§ EXERCISE REQUIREMENTS
Copy out every one of the lines below word for word.

━━ RECORDS FOR PROCESSING

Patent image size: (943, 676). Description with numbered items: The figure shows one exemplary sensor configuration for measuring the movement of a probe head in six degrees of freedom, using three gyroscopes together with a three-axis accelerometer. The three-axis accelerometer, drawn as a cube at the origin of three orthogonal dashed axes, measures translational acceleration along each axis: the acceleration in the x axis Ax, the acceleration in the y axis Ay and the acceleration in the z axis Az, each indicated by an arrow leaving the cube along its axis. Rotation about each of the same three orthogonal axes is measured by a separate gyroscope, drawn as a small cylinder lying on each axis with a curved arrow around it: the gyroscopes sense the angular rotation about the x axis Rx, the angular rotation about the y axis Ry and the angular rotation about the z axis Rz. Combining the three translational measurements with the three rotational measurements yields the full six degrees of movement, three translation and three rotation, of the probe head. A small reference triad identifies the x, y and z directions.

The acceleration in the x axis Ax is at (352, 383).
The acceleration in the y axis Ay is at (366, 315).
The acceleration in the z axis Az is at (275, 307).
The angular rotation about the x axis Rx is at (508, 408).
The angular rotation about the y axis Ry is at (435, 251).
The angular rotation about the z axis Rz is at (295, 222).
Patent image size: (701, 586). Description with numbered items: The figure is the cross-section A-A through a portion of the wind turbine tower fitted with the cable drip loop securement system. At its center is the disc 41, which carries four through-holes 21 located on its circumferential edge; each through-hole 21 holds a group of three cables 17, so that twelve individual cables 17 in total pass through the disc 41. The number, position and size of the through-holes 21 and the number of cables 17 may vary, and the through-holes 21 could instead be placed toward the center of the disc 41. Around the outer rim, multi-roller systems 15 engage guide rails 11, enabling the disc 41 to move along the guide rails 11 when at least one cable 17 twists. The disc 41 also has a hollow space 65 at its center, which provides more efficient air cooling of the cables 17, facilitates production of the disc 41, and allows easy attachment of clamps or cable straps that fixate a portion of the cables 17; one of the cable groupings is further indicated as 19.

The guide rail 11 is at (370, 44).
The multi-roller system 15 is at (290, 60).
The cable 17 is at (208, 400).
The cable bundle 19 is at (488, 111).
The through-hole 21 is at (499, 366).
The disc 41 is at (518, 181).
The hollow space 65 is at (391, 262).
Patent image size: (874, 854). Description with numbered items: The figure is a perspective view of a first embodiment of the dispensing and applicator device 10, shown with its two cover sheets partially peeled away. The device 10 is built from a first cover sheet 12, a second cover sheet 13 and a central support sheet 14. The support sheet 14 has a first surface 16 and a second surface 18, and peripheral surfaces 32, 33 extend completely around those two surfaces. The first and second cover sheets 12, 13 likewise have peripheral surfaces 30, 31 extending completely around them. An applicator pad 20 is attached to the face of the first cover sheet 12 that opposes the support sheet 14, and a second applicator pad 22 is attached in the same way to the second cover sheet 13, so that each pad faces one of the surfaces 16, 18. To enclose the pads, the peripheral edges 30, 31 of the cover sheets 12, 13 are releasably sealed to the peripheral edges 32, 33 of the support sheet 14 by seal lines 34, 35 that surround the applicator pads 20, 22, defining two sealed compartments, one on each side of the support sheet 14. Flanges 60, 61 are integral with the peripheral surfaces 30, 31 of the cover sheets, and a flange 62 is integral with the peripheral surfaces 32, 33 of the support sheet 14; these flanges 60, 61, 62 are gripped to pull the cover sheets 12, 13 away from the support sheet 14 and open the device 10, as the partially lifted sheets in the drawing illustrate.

━━━━

§ TASK OUTPUT
Patent image size: (943, 676). Description with numbered items: The figure shows one exemplary sensor configuration for measuring the movement of a probe head in six degrees of freedom, using three gyroscopes together with a three-axis accelerometer. The three-axis accelerometer, drawn as a cube at the origin of three orthogonal dashed axes, measures translational acceleration along each axis: the acceleration in the x axis Ax, the acceleration in the y axis Ay and the acceleration in the z axis Az, each indicated by an arrow leaving the cube along its axis. Rotation about each of the same three orthogonal axes is measured by a separate gyroscope, drawn as a small cylinder lying on each axis with a curved arrow around it: the gyroscopes sense the angular rotation about the x axis Rx, the angular rotation about the y axis Ry and the angular rotation about the z axis Rz. Combining the three translational measurements with the three rotational measurements yields the full six degrees of movement, three translation and three rotation, of the probe head. A small reference triad identifies the x, y and z directions.

The acceleration in the x axis Ax is at (352, 383).
The acceleration in the y axis Ay is at (366, 315).
The acceleration in the z axis Az is at (275, 307).
The angular rotation about the x axis Rx is at (508, 408).
The angular rotation about the y axis Ry is at (435, 251).
The angular rotation about the z axis Rz is at (295, 222).
Patent image size: (701, 586). Description with numbered items: The figure is the cross-section A-A through a portion of the wind turbine tower fitted with the cable drip loop securement system. At its center is the disc 41, which carries four through-holes 21 located on its circumferential edge; each through-hole 21 holds a group of three cables 17, so that twelve individual cables 17 in total pass through the disc 41. The number, position and size of the through-holes 21 and the number of cables 17 may vary, and the through-holes 21 could instead be placed toward the center of the disc 41. Around the outer rim, multi-roller systems 15 engage guide rails 11, enabling the disc 41 to move along the guide rails 11 when at least one cable 17 twists. The disc 41 also has a hollow space 65 at its center, which provides more efficient air cooling of the cables 17, facilitates production of the disc 41, and allows easy attachment of clamps or cable straps that fixate a portion of the cables 17; one of the cable groupings is further indicated as 19.

The guide rail 11 is at (370, 44).
The multi-roller system 15 is at (290, 60).
The cable 17 is at (208, 400).
The cable bundle 19 is at (488, 111).
The through-hole 21 is at (499, 366).
The disc 41 is at (518, 181).
The hollow space 65 is at (391, 262).
Patent image size: (874, 854). Description with numbered items: The figure is a perspective view of a first embodiment of the dispensing and applicator device 10, shown with its two cover sheets partially peeled away. The device 10 is built from a first cover sheet 12, a second cover sheet 13 and a central support sheet 14. The support sheet 14 has a first surface 16 and a second surface 18, and peripheral surfaces 32, 33 extend completely around those two surfaces. The first and second cover sheets 12, 13 likewise have peripheral surfaces 30, 31 extending completely around them. An applicator pad 20 is attached to the face of the first cover sheet 12 that opposes the support sheet 14, and a second applicator pad 22 is attached in the same way to the second cover sheet 13, so that each pad faces one of the surfaces 16, 18. To enclose the pads, the peripheral edges 30, 31 of the cover sheets 12, 13 are releasably sealed to the peripheral edges 32, 33 of the support sheet 14 by seal lines 34, 35 that surround the applicator pads 20, 22, defining two sealed compartments, one on each side of the support sheet 14. Flanges 60, 61 are integral with the peripheral surfaces 30, 31 of the cover sheets, and a flange 62 is integral with the peripheral surfaces 32, 33 of the support sheet 14; these flanges 60, 61, 62 are gripped to pull the cover sheets 12, 13 away from the support sheet 14 and open the device 10, as the partially lifted sheets in the drawing illustrate.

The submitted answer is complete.